##### SUPPLIED MATERIAL #####
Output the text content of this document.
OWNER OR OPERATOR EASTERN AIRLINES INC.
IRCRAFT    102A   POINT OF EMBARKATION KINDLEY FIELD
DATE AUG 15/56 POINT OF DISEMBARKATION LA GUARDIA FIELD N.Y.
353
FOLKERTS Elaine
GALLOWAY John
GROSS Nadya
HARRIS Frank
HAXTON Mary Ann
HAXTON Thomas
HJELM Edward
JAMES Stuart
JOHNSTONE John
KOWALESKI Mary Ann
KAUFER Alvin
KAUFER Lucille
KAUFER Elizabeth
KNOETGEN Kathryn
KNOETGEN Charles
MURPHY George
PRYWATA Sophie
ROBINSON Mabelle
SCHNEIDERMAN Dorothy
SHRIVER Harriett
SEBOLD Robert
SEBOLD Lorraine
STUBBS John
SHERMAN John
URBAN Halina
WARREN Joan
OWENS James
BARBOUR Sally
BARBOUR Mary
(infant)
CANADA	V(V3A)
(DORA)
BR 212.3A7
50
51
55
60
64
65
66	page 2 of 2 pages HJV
#####
## AIM
Return all of the data exactly as it reads.

## WRITTEN RESPONSE
Output the text content of this document.
OWNER OR OPERATOR EASTERN AIRLINES INC.
IRCRAFT    102A   POINT OF EMBARKATION KINDLEY FIELD
DATE AUG 15/56 POINT OF DISEMBARKATION LA GUARDIA FIELD N.Y.
353
FOLKERTS Elaine
GALLOWAY John
GROSS Nadya
HARRIS Frank
HAXTON Mary Ann
HAXTON Thomas
HJELM Edward
JAMES Stuart
JOHNSTONE John
KOWALESKI Mary Ann
KAUFER Alvin
KAUFER Lucille
KAUFER Elizabeth
KNOETGEN Kathryn
KNOETGEN Charles
MURPHY George
PRYWATA Sophie
ROBINSON Mabelle
SCHNEIDERMAN Dorothy
SHRIVER Harriett
SEBOLD Robert
SEBOLD Lorraine
STUBBS John
SHERMAN John
URBAN Halina
WARREN Joan
OWENS James
BARBOUR Sally
BARBOUR Mary
(infant)
CANADA	V(V3A)
(DORA)
BR 212.3A7
50
51
55
60
64
65
66	page 2 of 2 pages HJV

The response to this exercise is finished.